_Items:_
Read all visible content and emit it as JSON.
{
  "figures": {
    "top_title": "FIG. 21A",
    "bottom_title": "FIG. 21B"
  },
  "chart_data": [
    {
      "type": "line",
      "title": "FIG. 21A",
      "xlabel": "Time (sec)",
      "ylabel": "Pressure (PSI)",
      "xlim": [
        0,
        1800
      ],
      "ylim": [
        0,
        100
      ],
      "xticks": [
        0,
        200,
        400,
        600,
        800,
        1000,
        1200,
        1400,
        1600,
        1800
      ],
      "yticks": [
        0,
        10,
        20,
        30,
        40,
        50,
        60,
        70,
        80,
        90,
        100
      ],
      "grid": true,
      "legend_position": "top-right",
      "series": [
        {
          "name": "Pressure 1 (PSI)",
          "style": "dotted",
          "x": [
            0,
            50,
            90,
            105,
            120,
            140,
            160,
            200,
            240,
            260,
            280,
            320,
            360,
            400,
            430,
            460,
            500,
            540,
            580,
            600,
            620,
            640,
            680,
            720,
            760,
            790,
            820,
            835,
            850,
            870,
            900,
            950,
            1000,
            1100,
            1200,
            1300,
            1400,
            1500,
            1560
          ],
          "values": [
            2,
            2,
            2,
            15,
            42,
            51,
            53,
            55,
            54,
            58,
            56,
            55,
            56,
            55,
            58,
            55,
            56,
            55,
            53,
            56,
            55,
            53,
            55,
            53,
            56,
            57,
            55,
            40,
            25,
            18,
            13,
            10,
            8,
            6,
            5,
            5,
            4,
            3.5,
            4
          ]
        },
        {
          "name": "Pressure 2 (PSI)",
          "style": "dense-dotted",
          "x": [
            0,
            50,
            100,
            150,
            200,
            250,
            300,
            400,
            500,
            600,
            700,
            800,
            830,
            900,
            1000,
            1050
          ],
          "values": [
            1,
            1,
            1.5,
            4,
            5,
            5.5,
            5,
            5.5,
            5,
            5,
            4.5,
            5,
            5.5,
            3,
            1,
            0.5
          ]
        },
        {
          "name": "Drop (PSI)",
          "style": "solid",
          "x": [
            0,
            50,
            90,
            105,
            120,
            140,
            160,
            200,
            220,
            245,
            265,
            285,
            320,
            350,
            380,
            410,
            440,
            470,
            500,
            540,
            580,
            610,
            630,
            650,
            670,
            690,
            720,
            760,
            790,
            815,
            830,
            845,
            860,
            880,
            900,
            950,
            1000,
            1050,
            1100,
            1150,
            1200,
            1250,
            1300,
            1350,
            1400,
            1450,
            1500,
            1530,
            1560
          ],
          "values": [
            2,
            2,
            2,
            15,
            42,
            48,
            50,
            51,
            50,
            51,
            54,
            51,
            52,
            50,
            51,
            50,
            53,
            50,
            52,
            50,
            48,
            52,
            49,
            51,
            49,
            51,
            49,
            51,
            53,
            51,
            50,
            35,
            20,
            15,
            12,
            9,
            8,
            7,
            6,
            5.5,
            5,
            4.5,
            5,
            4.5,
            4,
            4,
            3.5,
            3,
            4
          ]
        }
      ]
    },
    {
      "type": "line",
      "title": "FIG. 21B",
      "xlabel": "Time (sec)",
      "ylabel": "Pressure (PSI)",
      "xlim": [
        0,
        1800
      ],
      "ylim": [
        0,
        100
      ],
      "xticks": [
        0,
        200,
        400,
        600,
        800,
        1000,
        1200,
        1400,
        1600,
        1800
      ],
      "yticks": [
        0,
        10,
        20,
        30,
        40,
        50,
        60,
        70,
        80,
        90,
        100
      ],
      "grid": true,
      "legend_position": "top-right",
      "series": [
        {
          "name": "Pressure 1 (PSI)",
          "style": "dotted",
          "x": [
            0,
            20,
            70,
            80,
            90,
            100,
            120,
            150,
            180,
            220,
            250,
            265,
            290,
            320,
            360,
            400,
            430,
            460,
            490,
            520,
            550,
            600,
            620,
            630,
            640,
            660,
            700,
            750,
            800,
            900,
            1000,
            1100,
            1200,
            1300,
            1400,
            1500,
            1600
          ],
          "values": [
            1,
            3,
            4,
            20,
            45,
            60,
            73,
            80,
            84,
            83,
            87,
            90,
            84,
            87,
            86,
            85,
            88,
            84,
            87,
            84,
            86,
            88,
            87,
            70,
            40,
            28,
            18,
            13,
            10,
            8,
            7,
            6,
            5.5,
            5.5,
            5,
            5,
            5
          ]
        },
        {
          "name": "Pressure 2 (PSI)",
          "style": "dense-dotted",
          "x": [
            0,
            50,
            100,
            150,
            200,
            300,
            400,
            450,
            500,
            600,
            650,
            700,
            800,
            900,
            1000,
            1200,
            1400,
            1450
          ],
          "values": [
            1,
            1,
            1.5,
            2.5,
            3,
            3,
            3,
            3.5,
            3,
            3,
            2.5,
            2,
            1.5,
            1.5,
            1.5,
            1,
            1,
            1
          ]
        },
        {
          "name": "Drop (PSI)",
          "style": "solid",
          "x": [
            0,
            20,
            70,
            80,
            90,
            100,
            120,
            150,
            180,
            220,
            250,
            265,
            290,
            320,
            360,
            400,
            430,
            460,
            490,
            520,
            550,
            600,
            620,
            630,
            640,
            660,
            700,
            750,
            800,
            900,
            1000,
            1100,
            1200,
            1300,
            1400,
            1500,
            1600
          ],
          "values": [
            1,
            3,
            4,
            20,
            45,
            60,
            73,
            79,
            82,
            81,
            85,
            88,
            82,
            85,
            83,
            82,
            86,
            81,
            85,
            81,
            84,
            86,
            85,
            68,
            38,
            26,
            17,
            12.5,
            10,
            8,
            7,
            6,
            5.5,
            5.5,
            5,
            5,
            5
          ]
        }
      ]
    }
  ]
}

_Problem to solve:_ Could you transcribe the records in full, exactly?

_Written response:_
Read all visible content and emit it as JSON.
{
  "figures": {
    "top_title": "FIG. 21A",
    "bottom_title": "FIG. 21B"
  },
  "chart_data": [
    {
      "type": "line",
      "title": "FIG. 21A",
      "xlabel": "Time (sec)",
      "ylabel": "Pressure (PSI)",
      "xlim": [
        0,
        1800
      ],
      "ylim": [
        0,
        100
      ],
      "xticks": [
        0,
        200,
        400,
        600,
        800,
        1000,
        1200,
        1400,
        1600,
        1800
      ],
      "yticks": [
        0,
        10,
        20,
        30,
        40,
        50,
        60,
        70,
        80,
        90,
        100
      ],
      "grid": true,
      "legend_position": "top-right",
      "series": [
        {
          "name": "Pressure 1 (PSI)",
          "style": "dotted",
          "x": [
            0,
            50,
            90,
            105,
            120,
            140,
            160,
            200,
            240,
            260,
            280,
            320,
            360,
            400,
            430,
            460,
            500,
            540,
            580,
            600,
            620,
            640,
            680,
            720,
            760,
            790,
            820,
            835,
            850,
            870,
            900,
            950,
            1000,
            1100,
            1200,
            1300,
            1400,
            1500,
            1560
          ],
          "values": [
            2,
            2,
            2,
            15,
            42,
            51,
            53,
            55,
            54,
            58,
            56,
            55,
            56,
            55,
            58,
            55,
            56,
            55,
            53,
            56,
            55,
            53,
            55,
            53,
            56,
            57,
            55,
            40,
            25,
            18,
            13,
            10,
            8,
            6,
            5,
            5,
            4,
            3.5,
            4
          ]
        },
        {
          "name": "Pressure 2 (PSI)",
          "style": "dense-dotted",
          "x": [
            0,
            50,
            100,
            150,
            200,
            250,
            300,
            400,
            500,
            600,
            700,
            800,
            830,
            900,
            1000,
            1050
          ],
          "values": [
            1,
            1,
            1.5,
            4,
            5,
            5.5,
            5,
            5.5,
            5,
            5,
            4.5,
            5,
            5.5,
            3,
            1,
            0.5
          ]
        },
        {
          "name": "Drop (PSI)",
          "style": "solid",
          "x": [
            0,
            50,
            90,
            105,
            120,
            140,
            160,
            200,
            220,
            245,
            265,
            285,
            320,
            350,
            380,
            410,
            440,
            470,
            500,
            540,
            580,
            610,
            630,
            650,
            670,
            690,
            720,
            760,
            790,
            815,
            830,
            845,
            860,
            880,
            900,
            950,
            1000,
            1050,
            1100,
            1150,
            1200,
            1250,
            1300,
            1350,
            1400,
            1450,
            1500,
            1530,
            1560
          ],
          "values": [
            2,
            2,
            2,
            15,
            42,
            48,
            50,
            51,
            50,
            51,
            54,
            51,
            52,
            50,
            51,
            50,
            53,
            50,
            52,
            50,
            48,
            52,
            49,
            51,
            49,
            51,
            49,
            51,
            53,
            51,
            50,
            35,
            20,
            15,
            12,
            9,
            8,
            7,
            6,
            5.5,
            5,
            4.5,
            5,
            4.5,
            4,
            4,
            3.5,
            3,
            4
          ]
        }
      ]
    },
    {
      "type": "line",
      "title": "FIG. 21B",
      "xlabel": "Time (sec)",
      "ylabel": "Pressure (PSI)",
      "xlim": [
        0,
        1800
      ],
      "ylim": [
        0,
        100
      ],
      "xticks": [
        0,
        200,
        400,
        600,
        800,
        1000,
        1200,
        1400,
        1600,
        1800
      ],
      "yticks": [
        0,
        10,
        20,
        30,
        40,
        50,
        60,
        70,
        80,
        90,
        100
      ],
      "grid": true,
      "legend_position": "top-right",
      "series": [
        {
          "name": "Pressure 1 (PSI)",
          "style": "dotted",
          "x": [
            0,
            20,
            70,
            80,
            90,
            100,
            120,
            150,
            180,
            220,
            250,
            265,
            290,
            320,
            360,
            400,
            430,
            460,
            490,
            520,
            550,
            600,
            620,
            630,
            640,
            660,
            700,
            750,
            800,
            900,
            1000,
            1100,
            1200,
            1300,
            1400,
            1500,
            1600
          ],
          "values": [
            1,
            3,
            4,
            20,
            45,
            60,
            73,
            80,
            84,
            83,
            87,
            90,
            84,
            87,
            86,
            85,
            88,
            84,
            87,
            84,
            86,
            88,
            87,
            70,
            40,
            28,
            18,
            13,
            10,
            8,
            7,
            6,
            5.5,
            5.5,
            5,
            5,
            5
          ]
        },
        {
          "name": "Pressure 2 (PSI)",
          "style": "dense-dotted",
          "x": [
            0,
            50,
            100,
            150,
            200,
            300,
            400,
            450,
            500,
            600,
            650,
            700,
            800,
            900,
            1000,
            1200,
            1400,
            1450
          ],
          "values": [
            1,
            1,
            1.5,
            2.5,
            3,
            3,
            3,
            3.5,
            3,
            3,
            2.5,
            2,
            1.5,
            1.5,
            1.5,
            1,
            1,
            1
          ]
        },
        {
          "name": "Drop (PSI)",
          "style": "solid",
          "x": [
            0,
            20,
            70,
            80,
            90,
            100,
            120,
            150,
            180,
            220,
            250,
            265,
            290,
            320,
            360,
            400,
            430,
            460,
            490,
            520,
            550,
            600,
            620,
            630,
            640,
            660,
            700,
            750,
            800,
            900,
            1000,
            1100,
            1200,
            1300,
            1400,
            1500,
            1600
          ],
          "values": [
            1,
            3,
            4,
            20,
            45,
            60,
            73,
            79,
            82,
            81,
            85,
            88,
            82,
            85,
            83,
            82,
            86,
            81,
            85,
            81,
            84,
            86,
            85,
            68,
            38,
            26,
            17,
            12.5,
            10,
            8,
            7,
            6,
            5.5,
            5.5,
            5,
            5,
            5
          ]
        }
      ]
    }
  ]
}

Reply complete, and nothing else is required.